Given task - Repeat the data verbatim.

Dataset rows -

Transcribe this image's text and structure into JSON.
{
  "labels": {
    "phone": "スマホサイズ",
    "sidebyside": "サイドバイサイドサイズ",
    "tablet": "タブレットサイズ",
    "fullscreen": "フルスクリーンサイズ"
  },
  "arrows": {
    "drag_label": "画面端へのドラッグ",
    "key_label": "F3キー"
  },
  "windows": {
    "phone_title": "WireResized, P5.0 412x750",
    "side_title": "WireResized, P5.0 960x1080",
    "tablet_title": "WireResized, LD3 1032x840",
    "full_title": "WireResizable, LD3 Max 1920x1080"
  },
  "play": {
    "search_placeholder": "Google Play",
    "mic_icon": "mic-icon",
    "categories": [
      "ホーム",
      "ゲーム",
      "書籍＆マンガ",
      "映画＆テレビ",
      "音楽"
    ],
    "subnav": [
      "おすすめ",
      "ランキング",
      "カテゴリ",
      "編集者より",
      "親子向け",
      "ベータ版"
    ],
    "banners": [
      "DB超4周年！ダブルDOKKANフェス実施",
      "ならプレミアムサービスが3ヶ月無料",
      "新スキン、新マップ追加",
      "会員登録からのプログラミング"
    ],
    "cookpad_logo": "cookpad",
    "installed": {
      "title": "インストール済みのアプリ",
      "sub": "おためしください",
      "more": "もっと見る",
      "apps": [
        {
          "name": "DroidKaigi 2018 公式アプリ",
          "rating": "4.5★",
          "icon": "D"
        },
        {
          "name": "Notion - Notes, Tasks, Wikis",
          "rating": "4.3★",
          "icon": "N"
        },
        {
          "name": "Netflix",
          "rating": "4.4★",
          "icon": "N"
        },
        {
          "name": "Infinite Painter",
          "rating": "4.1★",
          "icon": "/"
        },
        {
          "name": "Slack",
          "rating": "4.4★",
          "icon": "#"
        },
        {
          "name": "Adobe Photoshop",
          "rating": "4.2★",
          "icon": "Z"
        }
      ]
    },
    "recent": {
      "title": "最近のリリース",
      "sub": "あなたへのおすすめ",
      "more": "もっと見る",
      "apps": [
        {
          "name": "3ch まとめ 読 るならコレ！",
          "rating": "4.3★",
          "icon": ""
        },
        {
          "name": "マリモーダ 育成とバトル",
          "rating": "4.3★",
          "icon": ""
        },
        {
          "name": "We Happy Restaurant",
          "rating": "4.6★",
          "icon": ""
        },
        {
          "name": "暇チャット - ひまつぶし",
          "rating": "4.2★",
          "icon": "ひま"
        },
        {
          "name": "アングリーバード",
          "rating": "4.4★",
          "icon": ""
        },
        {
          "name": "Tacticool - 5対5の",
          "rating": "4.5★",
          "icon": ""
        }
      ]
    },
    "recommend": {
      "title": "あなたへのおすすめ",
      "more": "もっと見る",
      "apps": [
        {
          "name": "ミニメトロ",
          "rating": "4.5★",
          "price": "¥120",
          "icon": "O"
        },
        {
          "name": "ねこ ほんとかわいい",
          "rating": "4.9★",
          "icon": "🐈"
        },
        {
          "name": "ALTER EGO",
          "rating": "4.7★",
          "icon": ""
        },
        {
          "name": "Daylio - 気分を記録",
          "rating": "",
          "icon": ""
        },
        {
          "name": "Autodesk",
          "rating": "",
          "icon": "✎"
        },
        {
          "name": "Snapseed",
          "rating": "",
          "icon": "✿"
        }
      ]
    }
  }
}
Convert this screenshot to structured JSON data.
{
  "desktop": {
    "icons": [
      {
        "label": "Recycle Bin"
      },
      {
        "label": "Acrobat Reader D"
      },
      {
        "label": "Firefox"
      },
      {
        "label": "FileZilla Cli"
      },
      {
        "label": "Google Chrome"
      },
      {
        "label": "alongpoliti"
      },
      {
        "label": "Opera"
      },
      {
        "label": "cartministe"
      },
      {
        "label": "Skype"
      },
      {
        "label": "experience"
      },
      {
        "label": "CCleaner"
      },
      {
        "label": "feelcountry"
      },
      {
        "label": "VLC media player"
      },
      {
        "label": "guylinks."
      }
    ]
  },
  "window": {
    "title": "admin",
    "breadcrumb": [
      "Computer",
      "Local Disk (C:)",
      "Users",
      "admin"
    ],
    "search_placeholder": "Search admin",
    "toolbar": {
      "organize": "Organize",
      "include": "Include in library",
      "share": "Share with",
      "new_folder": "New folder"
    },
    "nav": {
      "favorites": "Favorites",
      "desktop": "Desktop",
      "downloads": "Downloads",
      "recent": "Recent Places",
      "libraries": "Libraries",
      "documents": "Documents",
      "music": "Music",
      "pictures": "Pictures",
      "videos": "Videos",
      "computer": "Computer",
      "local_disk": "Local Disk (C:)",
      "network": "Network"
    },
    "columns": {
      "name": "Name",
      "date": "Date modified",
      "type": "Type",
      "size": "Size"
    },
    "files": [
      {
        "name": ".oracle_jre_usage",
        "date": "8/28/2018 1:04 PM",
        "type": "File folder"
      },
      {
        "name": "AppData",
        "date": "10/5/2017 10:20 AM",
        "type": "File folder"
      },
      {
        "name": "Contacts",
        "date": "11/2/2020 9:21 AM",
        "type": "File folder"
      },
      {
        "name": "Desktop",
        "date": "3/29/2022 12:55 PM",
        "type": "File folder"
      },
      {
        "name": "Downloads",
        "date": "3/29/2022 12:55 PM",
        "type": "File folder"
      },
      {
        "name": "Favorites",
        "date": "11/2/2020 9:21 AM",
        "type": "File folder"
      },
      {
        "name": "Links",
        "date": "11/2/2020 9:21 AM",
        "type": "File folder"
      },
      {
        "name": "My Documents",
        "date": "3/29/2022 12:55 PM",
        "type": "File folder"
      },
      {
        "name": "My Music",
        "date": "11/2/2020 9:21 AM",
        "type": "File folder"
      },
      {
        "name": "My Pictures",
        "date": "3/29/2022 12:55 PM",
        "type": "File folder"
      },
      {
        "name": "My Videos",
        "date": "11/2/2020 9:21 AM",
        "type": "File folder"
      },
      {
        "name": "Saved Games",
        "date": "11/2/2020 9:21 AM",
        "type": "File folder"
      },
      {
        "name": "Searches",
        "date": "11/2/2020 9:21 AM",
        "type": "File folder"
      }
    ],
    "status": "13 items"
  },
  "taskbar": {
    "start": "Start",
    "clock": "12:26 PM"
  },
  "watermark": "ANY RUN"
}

Response -
Transcribe this image's text and structure into JSON.
{
  "labels": {
    "phone": "スマホサイズ",
    "sidebyside": "サイドバイサイドサイズ",
    "tablet": "タブレットサイズ",
    "fullscreen": "フルスクリーンサイズ"
  },
  "arrows": {
    "drag_label": "画面端へのドラッグ",
    "key_label": "F3キー"
  },
  "windows": {
    "phone_title": "WireResized, P5.0 412x750",
    "side_title": "WireResized, P5.0 960x1080",
    "tablet_title": "WireResized, LD3 1032x840",
    "full_title": "WireResizable, LD3 Max 1920x1080"
  },
  "play": {
    "search_placeholder": "Google Play",
    "mic_icon": "mic-icon",
    "categories": [
      "ホーム",
      "ゲーム",
      "書籍＆マンガ",
      "映画＆テレビ",
      "音楽"
    ],
    "subnav": [
      "おすすめ",
      "ランキング",
      "カテゴリ",
      "編集者より",
      "親子向け",
      "ベータ版"
    ],
    "banners": [
      "DB超4周年！ダブルDOKKANフェス実施",
      "ならプレミアムサービスが3ヶ月無料",
      "新スキン、新マップ追加",
      "会員登録からのプログラミング"
    ],
    "cookpad_logo": "cookpad",
    "installed": {
      "title": "インストール済みのアプリ",
      "sub": "おためしください",
      "more": "もっと見る",
      "apps": [
        {
          "name": "DroidKaigi 2018 公式アプリ",
          "rating": "4.5★",
          "icon": "D"
        },
        {
          "name": "Notion - Notes, Tasks, Wikis",
          "rating": "4.3★",
          "icon": "N"
        },
        {
          "name": "Netflix",
          "rating": "4.4★",
          "icon": "N"
        },
        {
          "name": "Infinite Painter",
          "rating": "4.1★",
          "icon": "/"
        },
        {
          "name": "Slack",
          "rating": "4.4★",
          "icon": "#"
        },
        {
          "name": "Adobe Photoshop",
          "rating": "4.2★",
          "icon": "Z"
        }
      ]
    },
    "recent": {
      "title": "最近のリリース",
      "sub": "あなたへのおすすめ",
      "more": "もっと見る",
      "apps": [
        {
          "name": "3ch まとめ 読 るならコレ！",
          "rating": "4.3★",
          "icon": ""
        },
        {
          "name": "マリモーダ 育成とバトル",
          "rating": "4.3★",
          "icon": ""
        },
        {
          "name": "We Happy Restaurant",
          "rating": "4.6★",
          "icon": ""
        },
        {
          "name": "暇チャット - ひまつぶし",
          "rating": "4.2★",
          "icon": "ひま"
        },
        {
          "name": "アングリーバード",
          "rating": "4.4★",
          "icon": ""
        },
        {
          "name": "Tacticool - 5対5の",
          "rating": "4.5★",
          "icon": ""
        }
      ]
    },
    "recommend": {
      "title": "あなたへのおすすめ",
      "more": "もっと見る",
      "apps": [
        {
          "name": "ミニメトロ",
          "rating": "4.5★",
          "price": "¥120",
          "icon": "O"
        },
        {
          "name": "ねこ ほんとかわいい",
          "rating": "4.9★",
          "icon": "🐈"
        },
        {
          "name": "ALTER EGO",
          "rating": "4.7★",
          "icon": ""
        },
        {
          "name": "Daylio - 気分を記録",
          "rating": "",
          "icon": ""
        },
        {
          "name": "Autodesk",
          "rating": "",
          "icon": "✎"
        },
        {
          "name": "Snapseed",
          "rating": "",
          "icon": "✿"
        }
      ]
    }
  }
}
Convert this screenshot to structured JSON data.
{
  "desktop": {
    "icons": [
      {
        "label": "Recycle Bin"
      },
      {
        "label": "Acrobat Reader D"
      },
      {
        "label": "Firefox"
      },
      {
        "label": "FileZilla Cli"
      },
      {
        "label": "Google Chrome"
      },
      {
        "label": "alongpoliti"
      },
      {
        "label": "Opera"
      },
      {
        "label": "cartministe"
      },
      {
        "label": "Skype"
      },
      {
        "label": "experience"
      },
      {
        "label": "CCleaner"
      },
      {
        "label": "feelcountry"
      },
      {
        "label": "VLC media player"
      },
      {
        "label": "guylinks."
      }
    ]
  },
  "window": {
    "title": "admin",
    "breadcrumb": [
      "Computer",
      "Local Disk (C:)",
      "Users",
      "admin"
    ],
    "search_placeholder": "Search admin",
    "toolbar": {
      "organize": "Organize",
      "include": "Include in library",
      "share": "Share with",
      "new_folder": "New folder"
    },
    "nav": {
      "favorites": "Favorites",
      "desktop": "Desktop",
      "downloads": "Downloads",
      "recent": "Recent Places",
      "libraries": "Libraries",
      "documents": "Documents",
      "music": "Music",
      "pictures": "Pictures",
      "videos": "Videos",
      "computer": "Computer",
      "local_disk": "Local Disk (C:)",
      "network": "Network"
    },
    "columns": {
      "name": "Name",
      "date": "Date modified",
      "type": "Type",
      "size": "Size"
    },
    "files": [
      {
        "name": ".oracle_jre_usage",
        "date": "8/28/2018 1:04 PM",
        "type": "File folder"
      },
      {
        "name": "AppData",
        "date": "10/5/2017 10:20 AM",
        "type": "File folder"
      },
      {
        "name": "Contacts",
        "date": "11/2/2020 9:21 AM",
        "type": "File folder"
      },
      {
        "name": "Desktop",
        "date": "3/29/2022 12:55 PM",
        "type": "File folder"
      },
      {
        "name": "Downloads",
        "date": "3/29/2022 12:55 PM",
        "type": "File folder"
      },
      {
        "name": "Favorites",
        "date": "11/2/2020 9:21 AM",
        "type": "File folder"
      },
      {
        "name": "Links",
        "date": "11/2/2020 9:21 AM",
        "type": "File folder"
      },
      {
        "name": "My Documents",
        "date": "3/29/2022 12:55 PM",
        "type": "File folder"
      },
      {
        "name": "My Music",
        "date": "11/2/2020 9:21 AM",
        "type": "File folder"
      },
      {
        "name": "My Pictures",
        "date": "3/29/2022 12:55 PM",
        "type": "File folder"
      },
      {
        "name": "My Videos",
        "date": "11/2/2020 9:21 AM",
        "type": "File folder"
      },
      {
        "name": "Saved Games",
        "date": "11/2/2020 9:21 AM",
        "type": "File folder"
      },
      {
        "name": "Searches",
        "date": "11/2/2020 9:21 AM",
        "type": "File folder"
      }
    ],
    "status": "13 items"
  },
  "taskbar": {
    "start": "Start",
    "clock": "12:26 PM"
  },
  "watermark": "ANY RUN"
}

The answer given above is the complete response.